[DATASET RECORDS]
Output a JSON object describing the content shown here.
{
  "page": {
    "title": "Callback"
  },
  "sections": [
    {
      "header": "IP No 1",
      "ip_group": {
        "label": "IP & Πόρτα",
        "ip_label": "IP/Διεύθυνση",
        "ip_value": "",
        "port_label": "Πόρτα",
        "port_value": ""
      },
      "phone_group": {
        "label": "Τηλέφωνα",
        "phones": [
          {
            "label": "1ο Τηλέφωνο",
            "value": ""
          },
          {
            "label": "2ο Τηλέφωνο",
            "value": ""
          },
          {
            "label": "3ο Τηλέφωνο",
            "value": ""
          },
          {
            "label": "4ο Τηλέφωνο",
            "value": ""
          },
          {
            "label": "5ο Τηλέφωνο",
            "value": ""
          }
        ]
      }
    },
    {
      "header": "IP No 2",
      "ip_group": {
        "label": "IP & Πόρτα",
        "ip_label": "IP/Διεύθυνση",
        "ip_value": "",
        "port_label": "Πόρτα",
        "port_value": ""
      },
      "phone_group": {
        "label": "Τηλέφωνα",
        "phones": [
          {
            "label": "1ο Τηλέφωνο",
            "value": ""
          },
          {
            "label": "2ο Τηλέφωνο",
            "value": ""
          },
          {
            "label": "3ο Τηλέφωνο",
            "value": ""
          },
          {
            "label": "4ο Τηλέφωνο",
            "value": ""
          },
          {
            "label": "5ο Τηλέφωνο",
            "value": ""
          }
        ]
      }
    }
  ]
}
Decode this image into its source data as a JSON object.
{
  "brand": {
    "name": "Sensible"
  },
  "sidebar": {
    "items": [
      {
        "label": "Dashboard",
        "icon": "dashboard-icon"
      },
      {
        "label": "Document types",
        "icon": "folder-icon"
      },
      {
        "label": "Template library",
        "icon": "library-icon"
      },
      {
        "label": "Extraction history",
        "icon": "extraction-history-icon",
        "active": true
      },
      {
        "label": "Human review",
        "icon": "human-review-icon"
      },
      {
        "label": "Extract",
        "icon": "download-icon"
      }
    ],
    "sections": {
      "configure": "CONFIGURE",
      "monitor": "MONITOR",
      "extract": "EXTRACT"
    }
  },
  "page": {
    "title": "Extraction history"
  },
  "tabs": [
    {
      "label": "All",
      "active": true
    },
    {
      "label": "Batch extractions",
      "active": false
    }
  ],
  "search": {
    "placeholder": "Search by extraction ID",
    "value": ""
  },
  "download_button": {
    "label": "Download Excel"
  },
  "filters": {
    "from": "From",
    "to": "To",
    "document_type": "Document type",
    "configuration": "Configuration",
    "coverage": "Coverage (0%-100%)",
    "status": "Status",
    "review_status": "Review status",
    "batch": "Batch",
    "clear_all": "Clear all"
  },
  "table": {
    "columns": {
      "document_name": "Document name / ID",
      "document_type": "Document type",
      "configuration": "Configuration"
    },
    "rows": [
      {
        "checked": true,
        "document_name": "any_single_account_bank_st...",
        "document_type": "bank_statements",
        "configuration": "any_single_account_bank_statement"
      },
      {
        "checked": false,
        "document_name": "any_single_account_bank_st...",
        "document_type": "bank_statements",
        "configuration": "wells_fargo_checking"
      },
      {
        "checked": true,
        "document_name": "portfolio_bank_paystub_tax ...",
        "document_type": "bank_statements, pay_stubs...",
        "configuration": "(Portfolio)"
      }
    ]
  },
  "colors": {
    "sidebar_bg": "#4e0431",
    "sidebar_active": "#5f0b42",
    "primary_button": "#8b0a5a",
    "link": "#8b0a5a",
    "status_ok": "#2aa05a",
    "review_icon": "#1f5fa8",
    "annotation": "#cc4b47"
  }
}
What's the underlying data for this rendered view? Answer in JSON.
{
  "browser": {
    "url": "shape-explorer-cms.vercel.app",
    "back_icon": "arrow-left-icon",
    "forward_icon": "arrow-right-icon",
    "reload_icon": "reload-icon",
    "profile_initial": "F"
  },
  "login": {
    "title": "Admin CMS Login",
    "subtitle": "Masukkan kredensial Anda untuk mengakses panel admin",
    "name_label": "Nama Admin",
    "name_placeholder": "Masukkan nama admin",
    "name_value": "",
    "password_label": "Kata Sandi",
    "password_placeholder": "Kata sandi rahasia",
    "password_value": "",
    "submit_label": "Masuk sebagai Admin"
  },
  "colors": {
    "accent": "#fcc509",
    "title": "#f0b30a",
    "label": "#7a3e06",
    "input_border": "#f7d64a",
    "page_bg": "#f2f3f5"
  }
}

[AIM OF THE EXERCISE]
All of the data needs to be reproduced exactly, with no line missing.

[RESPONSE TO THIS EXERCISE]
Output a JSON object describing the content shown here.
{
  "page": {
    "title": "Callback"
  },
  "sections": [
    {
      "header": "IP No 1",
      "ip_group": {
        "label": "IP & Πόρτα",
        "ip_label": "IP/Διεύθυνση",
        "ip_value": "",
        "port_label": "Πόρτα",
        "port_value": ""
      },
      "phone_group": {
        "label": "Τηλέφωνα",
        "phones": [
          {
            "label": "1ο Τηλέφωνο",
            "value": ""
          },
          {
            "label": "2ο Τηλέφωνο",
            "value": ""
          },
          {
            "label": "3ο Τηλέφωνο",
            "value": ""
          },
          {
            "label": "4ο Τηλέφωνο",
            "value": ""
          },
          {
            "label": "5ο Τηλέφωνο",
            "value": ""
          }
        ]
      }
    },
    {
      "header": "IP No 2",
      "ip_group": {
        "label": "IP & Πόρτα",
        "ip_label": "IP/Διεύθυνση",
        "ip_value": "",
        "port_label": "Πόρτα",
        "port_value": ""
      },
      "phone_group": {
        "label": "Τηλέφωνα",
        "phones": [
          {
            "label": "1ο Τηλέφωνο",
            "value": ""
          },
          {
            "label": "2ο Τηλέφωνο",
            "value": ""
          },
          {
            "label": "3ο Τηλέφωνο",
            "value": ""
          },
          {
            "label": "4ο Τηλέφωνο",
            "value": ""
          },
          {
            "label": "5ο Τηλέφωνο",
            "value": ""
          }
        ]
      }
    }
  ]
}
Decode this image into its source data as a JSON object.
{
  "brand": {
    "name": "Sensible"
  },
  "sidebar": {
    "items": [
      {
        "label": "Dashboard",
        "icon": "dashboard-icon"
      },
      {
        "label": "Document types",
        "icon": "folder-icon"
      },
      {
        "label": "Template library",
        "icon": "library-icon"
      },
      {
        "label": "Extraction history",
        "icon": "extraction-history-icon",
        "active": true
      },
      {
        "label": "Human review",
        "icon": "human-review-icon"
      },
      {
        "label": "Extract",
        "icon": "download-icon"
      }
    ],
    "sections": {
      "configure": "CONFIGURE",
      "monitor": "MONITOR",
      "extract": "EXTRACT"
    }
  },
  "page": {
    "title": "Extraction history"
  },
  "tabs": [
    {
      "label": "All",
      "active": true
    },
    {
      "label": "Batch extractions",
      "active": false
    }
  ],
  "search": {
    "placeholder": "Search by extraction ID",
    "value": ""
  },
  "download_button": {
    "label": "Download Excel"
  },
  "filters": {
    "from": "From",
    "to": "To",
    "document_type": "Document type",
    "configuration": "Configuration",
    "coverage": "Coverage (0%-100%)",
    "status": "Status",
    "review_status": "Review status",
    "batch": "Batch",
    "clear_all": "Clear all"
  },
  "table": {
    "columns": {
      "document_name": "Document name / ID",
      "document_type": "Document type",
      "configuration": "Configuration"
    },
    "rows": [
      {
        "checked": true,
        "document_name": "any_single_account_bank_st...",
        "document_type": "bank_statements",
        "configuration": "any_single_account_bank_statement"
      },
      {
        "checked": false,
        "document_name": "any_single_account_bank_st...",
        "document_type": "bank_statements",
        "configuration": "wells_fargo_checking"
      },
      {
        "checked": true,
        "document_name": "portfolio_bank_paystub_tax ...",
        "document_type": "bank_statements, pay_stubs...",
        "configuration": "(Portfolio)"
      }
    ]
  },
  "colors": {
    "sidebar_bg": "#4e0431",
    "sidebar_active": "#5f0b42",
    "primary_button": "#8b0a5a",
    "link": "#8b0a5a",
    "status_ok": "#2aa05a",
    "review_icon": "#1f5fa8",
    "annotation": "#cc4b47"
  }
}
What's the underlying data for this rendered view? Answer in JSON.
{
  "browser": {
    "url": "shape-explorer-cms.vercel.app",
    "back_icon": "arrow-left-icon",
    "forward_icon": "arrow-right-icon",
    "reload_icon": "reload-icon",
    "profile_initial": "F"
  },
  "login": {
    "title": "Admin CMS Login",
    "subtitle": "Masukkan kredensial Anda untuk mengakses panel admin",
    "name_label": "Nama Admin",
    "name_placeholder": "Masukkan nama admin",
    "name_value": "",
    "password_label": "Kata Sandi",
    "password_placeholder": "Kata sandi rahasia",
    "password_value": "",
    "submit_label": "Masuk sebagai Admin"
  },
  "colors": {
    "accent": "#fcc509",
    "title": "#f0b30a",
    "label": "#7a3e06",
    "input_border": "#f7d64a",
    "page_bg": "#f2f3f5"
  }
}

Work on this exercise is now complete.